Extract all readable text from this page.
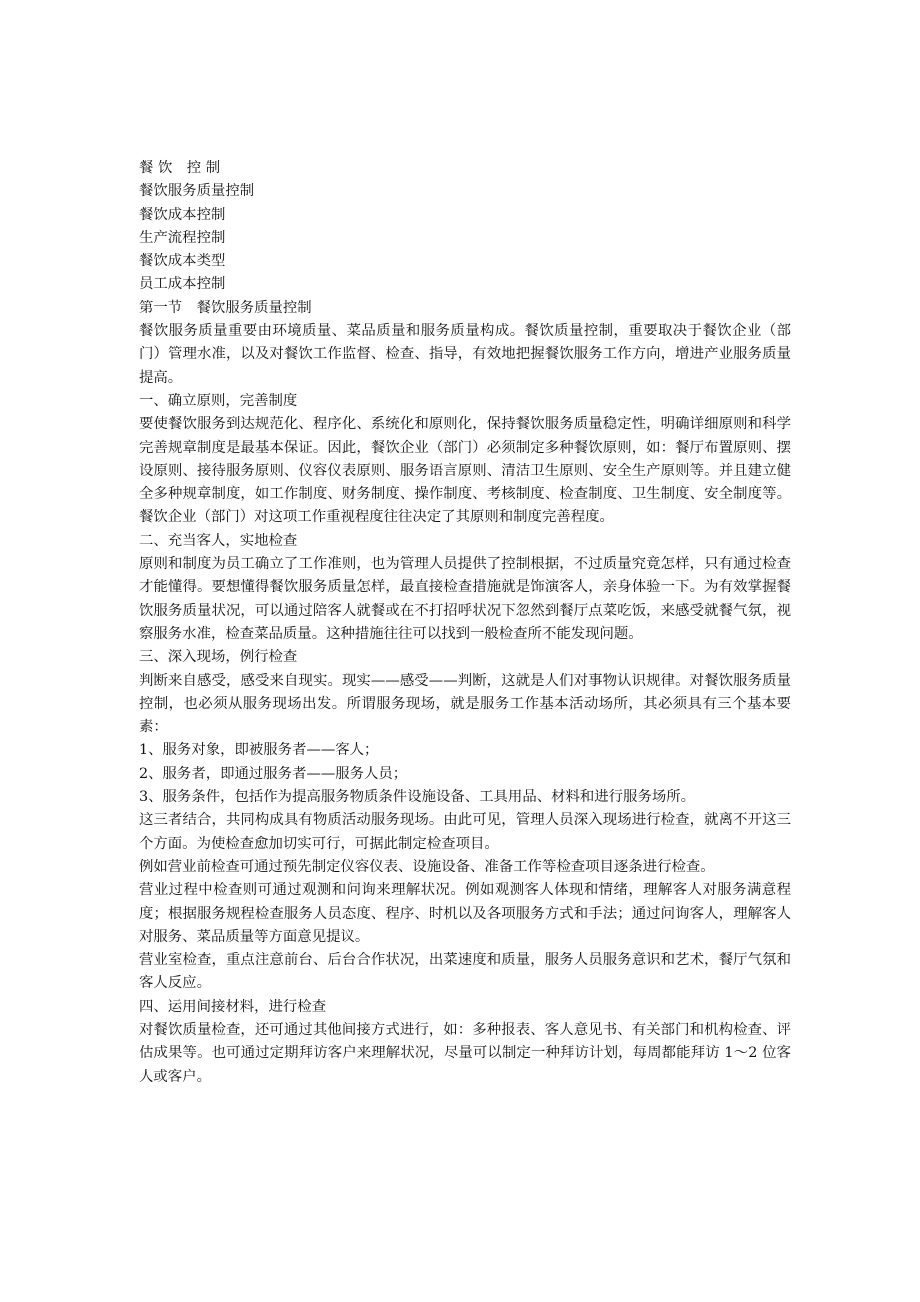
餐 饮　控 制
餐饮服务质量控制
餐饮成本控制
生产流程控制
餐饮成本类型
员工成本控制
第一节　餐饮服务质量控制
餐饮服务质量重要由环境质量、菜品质量和服务质量构成。餐饮质量控制，重要取决于餐饮企业（部门）管理水准，以及对餐饮工作监督、检查、指导，有效地把握餐饮服务工作方向，增进产业服务质量提高。
一、确立原则，完善制度
要使餐饮服务到达规范化、程序化、系统化和原则化，保持餐饮服务质量稳定性，明确详细原则和科学完善规章制度是最基本保证。因此，餐饮企业（部门）必须制定多种餐饮原则，如：餐厅布置原则、摆设原则、接待服务原则、仪容仪表原则、服务语言原则、清洁卫生原则、安全生产原则等。并且建立健全多种规章制度，如工作制度、财务制度、操作制度、考核制度、检查制度、卫生制度、安全制度等。餐饮企业（部门）对这项工作重视程度往往决定了其原则和制度完善程度。
二、充当客人，实地检查
原则和制度为员工确立了工作准则，也为管理人员提供了控制根据，不过质量究竟怎样，只有通过检查才能懂得。要想懂得餐饮服务质量怎样，最直接检查措施就是饰演客人，亲身体验一下。为有效掌握餐饮服务质量状况，可以通过陪客人就餐或在不打招呼状况下忽然到餐厅点菜吃饭，来感受就餐气氛，视察服务水准，检查菜品质量。这种措施往往可以找到一般检查所不能发现问题。
三、深入现场，例行检查
判断来自感受，感受来自现实。现实——感受——判断，这就是人们对事物认识规律。对餐饮服务质量控制，也必须从服务现场出发。所谓服务现场，就是服务工作基本活动场所，其必须具有三个基本要素：
1、服务对象，即被服务者——客人；
2、服务者，即通过服务者——服务人员；
3、服务条件，包括作为提高服务物质条件设施设备、工具用品、材料和进行服务场所。
这三者结合，共同构成具有物质活动服务现场。由此可见，管理人员深入现场进行检查，就离不开这三个方面。为使检查愈加切实可行，可据此制定检查项目。
例如营业前检查可通过预先制定仪容仪表、设施设备、准备工作等检查项目逐条进行检查。
营业过程中检查则可通过观测和问询来理解状况。例如观测客人体现和情绪，理解客人对服务满意程度；根据服务规程检查服务人员态度、程序、时机以及各项服务方式和手法；通过问询客人，理解客人对服务、菜品质量等方面意见提议。
营业室检查，重点注意前台、后台合作状况，出菜速度和质量，服务人员服务意识和艺术，餐厅气氛和客人反应。
四、运用间接材料，进行检查
对餐饮质量检查，还可通过其他间接方式进行，如：多种报表、客人意见书、有关部门和机构检查、评估成果等。也可通过定期拜访客户来理解状况，尽量可以制定一种拜访计划，每周都能拜访 1～2 位客人或客户。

**Aim of the task**
Leave out all pictures, then copy the remaining material exactly.

**Completed task**
Extract all readable text from this page.
餐 饮　控 制
餐饮服务质量控制
餐饮成本控制
生产流程控制
餐饮成本类型
员工成本控制
第一节　餐饮服务质量控制
餐饮服务质量重要由环境质量、菜品质量和服务质量构成。餐饮质量控制，重要取决于餐饮企业（部门）管理水准，以及对餐饮工作监督、检查、指导，有效地把握餐饮服务工作方向，增进产业服务质量提高。
一、确立原则，完善制度
要使餐饮服务到达规范化、程序化、系统化和原则化，保持餐饮服务质量稳定性，明确详细原则和科学完善规章制度是最基本保证。因此，餐饮企业（部门）必须制定多种餐饮原则，如：餐厅布置原则、摆设原则、接待服务原则、仪容仪表原则、服务语言原则、清洁卫生原则、安全生产原则等。并且建立健全多种规章制度，如工作制度、财务制度、操作制度、考核制度、检查制度、卫生制度、安全制度等。餐饮企业（部门）对这项工作重视程度往往决定了其原则和制度完善程度。
二、充当客人，实地检查
原则和制度为员工确立了工作准则，也为管理人员提供了控制根据，不过质量究竟怎样，只有通过检查才能懂得。要想懂得餐饮服务质量怎样，最直接检查措施就是饰演客人，亲身体验一下。为有效掌握餐饮服务质量状况，可以通过陪客人就餐或在不打招呼状况下忽然到餐厅点菜吃饭，来感受就餐气氛，视察服务水准，检查菜品质量。这种措施往往可以找到一般检查所不能发现问题。
三、深入现场，例行检查
判断来自感受，感受来自现实。现实——感受——判断，这就是人们对事物认识规律。对餐饮服务质量控制，也必须从服务现场出发。所谓服务现场，就是服务工作基本活动场所，其必须具有三个基本要素：
1、服务对象，即被服务者——客人；
2、服务者，即通过服务者——服务人员；
3、服务条件，包括作为提高服务物质条件设施设备、工具用品、材料和进行服务场所。
这三者结合，共同构成具有物质活动服务现场。由此可见，管理人员深入现场进行检查，就离不开这三个方面。为使检查愈加切实可行，可据此制定检查项目。
例如营业前检查可通过预先制定仪容仪表、设施设备、准备工作等检查项目逐条进行检查。
营业过程中检查则可通过观测和问询来理解状况。例如观测客人体现和情绪，理解客人对服务满意程度；根据服务规程检查服务人员态度、程序、时机以及各项服务方式和手法；通过问询客人，理解客人对服务、菜品质量等方面意见提议。
营业室检查，重点注意前台、后台合作状况，出菜速度和质量，服务人员服务意识和艺术，餐厅气氛和客人反应。
四、运用间接材料，进行检查
对餐饮质量检查，还可通过其他间接方式进行，如：多种报表、客人意见书、有关部门和机构检查、评估成果等。也可通过定期拜访客户来理解状况，尽量可以制定一种拜访计划，每周都能拜访 1～2 位客人或客户。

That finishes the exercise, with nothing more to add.